(Figure record extracts)
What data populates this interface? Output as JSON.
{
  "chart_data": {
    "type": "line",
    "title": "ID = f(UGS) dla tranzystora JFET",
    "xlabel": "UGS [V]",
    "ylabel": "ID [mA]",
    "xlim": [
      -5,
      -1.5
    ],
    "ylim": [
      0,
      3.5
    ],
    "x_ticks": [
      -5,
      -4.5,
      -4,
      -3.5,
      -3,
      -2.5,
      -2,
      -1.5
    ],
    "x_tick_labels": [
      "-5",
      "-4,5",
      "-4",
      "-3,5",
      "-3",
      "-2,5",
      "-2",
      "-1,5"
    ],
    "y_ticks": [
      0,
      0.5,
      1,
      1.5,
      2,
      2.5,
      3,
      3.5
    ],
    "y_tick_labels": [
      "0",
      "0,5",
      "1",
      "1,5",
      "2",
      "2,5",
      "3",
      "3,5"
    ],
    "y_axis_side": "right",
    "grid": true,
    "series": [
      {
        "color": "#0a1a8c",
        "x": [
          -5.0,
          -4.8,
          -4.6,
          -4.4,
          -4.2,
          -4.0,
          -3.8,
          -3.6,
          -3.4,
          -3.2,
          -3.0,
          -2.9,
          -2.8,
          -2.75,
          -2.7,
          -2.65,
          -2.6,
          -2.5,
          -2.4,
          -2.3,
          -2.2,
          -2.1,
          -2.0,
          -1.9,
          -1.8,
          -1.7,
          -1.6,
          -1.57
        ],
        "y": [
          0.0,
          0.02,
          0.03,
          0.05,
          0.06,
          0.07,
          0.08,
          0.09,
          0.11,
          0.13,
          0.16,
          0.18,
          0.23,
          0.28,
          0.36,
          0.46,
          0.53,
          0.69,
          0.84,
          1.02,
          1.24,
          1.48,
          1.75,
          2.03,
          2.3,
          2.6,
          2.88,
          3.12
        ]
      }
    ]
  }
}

> **What you should do**
Your task is to retype all of the records exactly.

> **Answer to the problem**
What data populates this interface? Output as JSON.
{
  "chart_data": {
    "type": "line",
    "title": "ID = f(UGS) dla tranzystora JFET",
    "xlabel": "UGS [V]",
    "ylabel": "ID [mA]",
    "xlim": [
      -5,
      -1.5
    ],
    "ylim": [
      0,
      3.5
    ],
    "x_ticks": [
      -5,
      -4.5,
      -4,
      -3.5,
      -3,
      -2.5,
      -2,
      -1.5
    ],
    "x_tick_labels": [
      "-5",
      "-4,5",
      "-4",
      "-3,5",
      "-3",
      "-2,5",
      "-2",
      "-1,5"
    ],
    "y_ticks": [
      0,
      0.5,
      1,
      1.5,
      2,
      2.5,
      3,
      3.5
    ],
    "y_tick_labels": [
      "0",
      "0,5",
      "1",
      "1,5",
      "2",
      "2,5",
      "3",
      "3,5"
    ],
    "y_axis_side": "right",
    "grid": true,
    "series": [
      {
        "color": "#0a1a8c",
        "x": [
          -5.0,
          -4.8,
          -4.6,
          -4.4,
          -4.2,
          -4.0,
          -3.8,
          -3.6,
          -3.4,
          -3.2,
          -3.0,
          -2.9,
          -2.8,
          -2.75,
          -2.7,
          -2.65,
          -2.6,
          -2.5,
          -2.4,
          -2.3,
          -2.2,
          -2.1,
          -2.0,
          -1.9,
          -1.8,
          -1.7,
          -1.6,
          -1.57
        ],
        "y": [
          0.0,
          0.02,
          0.03,
          0.05,
          0.06,
          0.07,
          0.08,
          0.09,
          0.11,
          0.13,
          0.16,
          0.18,
          0.23,
          0.28,
          0.36,
          0.46,
          0.53,
          0.69,
          0.84,
          1.02,
          1.24,
          1.48,
          1.75,
          2.03,
          2.3,
          2.6,
          2.88,
          3.12
        ]
      }
    ]
  }
}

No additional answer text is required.